> _Yapılacak alıştırmalar_
a. Tarık El Haşimi söyleşisine göre şu ifadelerin metinle uyuşup uyuşmadığını söyleyin: (i) Haşimi ülkesinin dışına çıkmayı kendisinin seçtiğini söylüyor; (ii) Haşimi, Saddam Kuveyt'i ilhak edene kadar 10 yıl Kuveyt'te yaşamış; (iii) Haşimi Baasçı olduğunu belirtiyor. Her biri için evet ya da hayır deyip kararı belirleyen sözleri metinden aynen aktarın.
b. Tarık El Haşimi söyleşisini son cümlesinden sonra gelecek biçimde sürdürün.

> _Belge alıntısı_
++++++++++++++++++++

Haşimi halatla idama meydan okudu!
Abone olIrak'a cineyete azmettirmek sucundan hakkında idam kararı çıkartılan Tarık El Haşimi Türkiye sığındıktan önce ve sonra yaşadıklarını anlattı
Irak Cumhurbaşkanı Yardımcısı Tarık El Haşimi 2011
Aralık’ında hakkındaki tutuklama kararının ardından bir süre Kürt
Bölgesi’nin başkenti Erbil’de kalmış, sonra Türkiye’ye
sığınmıştı.
ihtilafa düştüğü Şii Başbakan Nuri El Maliki’den gelen olumlu mesajın ardından tam işler iyiye gidiyor diye düşünmeye başlamıştı ki geçen pazar idama mahkûm edildiği haberini aldı. Ölüm mangaları kurmakla, korumalarını yüzlerce cinayete azmettirmekle suçlanıyor. ..
Sürgünde yaşamak nasıl bir duygu?
- Ülkemin geleceği için yüce bir projem var ve en başından beri de
zamanı geldiğinde bunun bedelini ödeyeceğimi biliyordum. İşte şimdi
o bedeli ödeme zamanı. Başbakan Nuri El Maliki ile görüş
ayrılıklarımız ortadaydı. Giderek gücü elinde toplarken kendisine
muhalefet eden kimseye geçit vermeyecekti. Sonunda bunu başardı da.
Ülkemin dışına çıkmayı ben seçmedim. Bu fors majördür. Daha önce
1980’de bir gemicilik şirketinin genel müdürüyken terfi edip
Kuveyt’e gitmiştim. Saddam, Kuveyt’i ilhak edene kadar 10 yıl orada
yaşadım. 1991’de Kuveyt’ten dönmek de aslında riskliydi benim için
çünkü Baasçı değilim. Ama bir belirsizliğe dönmeyi tercih etmiştim.

++++++++++++++++++++

> _Satır listesi_
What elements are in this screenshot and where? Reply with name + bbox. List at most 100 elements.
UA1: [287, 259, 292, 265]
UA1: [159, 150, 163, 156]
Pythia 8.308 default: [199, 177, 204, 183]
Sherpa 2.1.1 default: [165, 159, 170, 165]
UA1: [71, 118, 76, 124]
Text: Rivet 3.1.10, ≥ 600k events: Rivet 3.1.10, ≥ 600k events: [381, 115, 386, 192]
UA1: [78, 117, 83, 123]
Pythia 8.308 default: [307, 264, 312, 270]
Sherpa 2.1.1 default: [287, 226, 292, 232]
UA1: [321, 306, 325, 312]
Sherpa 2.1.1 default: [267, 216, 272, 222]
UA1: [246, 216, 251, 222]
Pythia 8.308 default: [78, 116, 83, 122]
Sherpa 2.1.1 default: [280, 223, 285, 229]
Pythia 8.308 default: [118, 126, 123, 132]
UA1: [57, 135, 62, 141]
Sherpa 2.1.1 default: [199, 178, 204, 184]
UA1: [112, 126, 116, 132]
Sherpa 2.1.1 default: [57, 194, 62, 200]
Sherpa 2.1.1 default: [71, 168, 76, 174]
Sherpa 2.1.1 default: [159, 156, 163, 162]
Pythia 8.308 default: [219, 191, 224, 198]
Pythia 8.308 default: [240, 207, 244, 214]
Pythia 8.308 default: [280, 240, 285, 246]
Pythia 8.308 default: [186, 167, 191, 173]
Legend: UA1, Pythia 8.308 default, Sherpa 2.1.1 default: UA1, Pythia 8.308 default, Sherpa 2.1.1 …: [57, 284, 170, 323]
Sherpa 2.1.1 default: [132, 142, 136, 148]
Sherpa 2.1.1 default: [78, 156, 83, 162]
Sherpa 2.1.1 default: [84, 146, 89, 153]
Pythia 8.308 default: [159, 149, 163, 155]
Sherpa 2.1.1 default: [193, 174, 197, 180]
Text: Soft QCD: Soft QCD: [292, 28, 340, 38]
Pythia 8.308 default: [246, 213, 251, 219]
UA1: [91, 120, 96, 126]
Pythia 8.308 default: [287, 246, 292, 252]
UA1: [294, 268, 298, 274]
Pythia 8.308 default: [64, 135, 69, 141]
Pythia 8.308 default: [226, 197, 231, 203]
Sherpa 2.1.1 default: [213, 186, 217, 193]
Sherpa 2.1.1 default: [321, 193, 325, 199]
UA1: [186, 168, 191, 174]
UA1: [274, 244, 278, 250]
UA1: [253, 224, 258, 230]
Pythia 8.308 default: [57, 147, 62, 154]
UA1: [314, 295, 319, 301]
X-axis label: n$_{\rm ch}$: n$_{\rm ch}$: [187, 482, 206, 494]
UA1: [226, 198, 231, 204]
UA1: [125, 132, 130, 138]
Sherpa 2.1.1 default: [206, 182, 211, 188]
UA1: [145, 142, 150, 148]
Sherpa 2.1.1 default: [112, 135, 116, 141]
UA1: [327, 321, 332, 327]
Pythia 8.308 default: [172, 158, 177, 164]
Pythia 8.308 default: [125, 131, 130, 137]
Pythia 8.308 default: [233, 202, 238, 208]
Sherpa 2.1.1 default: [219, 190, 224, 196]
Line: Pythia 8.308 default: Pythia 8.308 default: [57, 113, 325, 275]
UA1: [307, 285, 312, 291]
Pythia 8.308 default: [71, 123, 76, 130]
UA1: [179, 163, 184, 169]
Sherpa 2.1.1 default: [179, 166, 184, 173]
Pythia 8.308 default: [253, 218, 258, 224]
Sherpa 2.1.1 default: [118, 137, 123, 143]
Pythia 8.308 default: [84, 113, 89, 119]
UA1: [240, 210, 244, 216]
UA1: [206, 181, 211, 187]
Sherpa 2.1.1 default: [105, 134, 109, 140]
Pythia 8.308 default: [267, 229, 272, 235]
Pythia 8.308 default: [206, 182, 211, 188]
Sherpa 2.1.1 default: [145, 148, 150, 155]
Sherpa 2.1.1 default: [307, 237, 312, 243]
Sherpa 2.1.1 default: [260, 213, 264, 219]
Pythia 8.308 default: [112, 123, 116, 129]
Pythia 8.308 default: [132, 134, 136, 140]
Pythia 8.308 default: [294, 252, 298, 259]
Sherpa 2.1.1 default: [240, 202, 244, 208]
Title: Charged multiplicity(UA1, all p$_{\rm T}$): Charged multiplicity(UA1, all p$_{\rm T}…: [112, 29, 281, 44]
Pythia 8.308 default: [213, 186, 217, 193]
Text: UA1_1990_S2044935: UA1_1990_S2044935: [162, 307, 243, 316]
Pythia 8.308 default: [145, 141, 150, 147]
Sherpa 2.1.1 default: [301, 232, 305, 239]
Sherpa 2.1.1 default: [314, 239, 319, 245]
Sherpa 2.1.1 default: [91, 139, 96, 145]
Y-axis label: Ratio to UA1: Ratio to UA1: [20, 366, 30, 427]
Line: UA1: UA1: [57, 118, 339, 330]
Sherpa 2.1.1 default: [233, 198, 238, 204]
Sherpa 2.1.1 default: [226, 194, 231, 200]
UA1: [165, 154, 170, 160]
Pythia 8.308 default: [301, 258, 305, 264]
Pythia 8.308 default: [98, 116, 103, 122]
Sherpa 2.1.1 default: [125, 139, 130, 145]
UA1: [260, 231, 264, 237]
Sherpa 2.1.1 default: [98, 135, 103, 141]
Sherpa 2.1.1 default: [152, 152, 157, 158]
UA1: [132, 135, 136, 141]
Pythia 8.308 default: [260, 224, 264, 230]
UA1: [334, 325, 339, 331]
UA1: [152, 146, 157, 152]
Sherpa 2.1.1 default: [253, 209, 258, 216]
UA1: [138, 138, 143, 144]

++++++++++++++++++++

> _Yanıtlar_
a.
(i) Hayır: "Ülkemin dışına çıkmayı ben seçmedim."
(ii) Evet: "Saddam, Kuveyt’i ilhak edene kadar 10 yıl orada yaşadım."
(iii) Hayır: "çünkü Baasçı değilim."

b.
Beş yıldızlı bir yaşamdan iki göz bir oda evde bazen yemek
bulamadığımız bir ortama dönmeyi göze almıştım. Yani geçmişte de
zor zamanlarım oldu. Ama bugün yaşadıklarımın emsali yok. Üstelik
ailem de dağıldı.
Nerede aileniz?
- Eşim daha önce Ürdün’deydi ama şimde burada benimle kalıyor. Üç
oğlumsa Londra’da üniversite okuyor. İki kızım Ürdün’de yüksek
lisans yapıp Türkçe öğreniyorlar şu anda.
Siz de öğreniyor musunuz?
- İstiyorum ama maalesef işler çok yoğun. Ama şunu gururla
söyleyebilirim: Kızlarım artık günlük işlerini kotaracak kadar
Türkçe konuşabiliyor.
MALİKİ KRİZSİZ YAŞAYAMIYOR
Türkiye’ye gelip sizinle birlikte yaşamayı düşünüyor da
mı Türkçe öğreniyorlar?
- Vallahi, işin siyasi boyutunu bir tarafa bırakırsak da öteden
beri Türkiye’yi ve Türk insanını çok seviyorum. Ama Türkiye’nin
üzerinde bir yük olmak da istemiyorum. Başbakan Erdoğan ve Türk
hükümeti Maliki’nin akıldışı taleplerine, şantajlarına direniyor.
Ama tekrar ediyorum: Türkiye’ye bir bedel ödetmek istemem.
Türkiye’nin Irak’la normal bir ilişki kurma hakkı var ve buna engel
olmak istemem.
Türkiye’de kimileri Ak Parti’nin Maliki ile yaşanan
Sünni-Şii çatışmasında sizi bir koz gibi kullandığı
görüşünde...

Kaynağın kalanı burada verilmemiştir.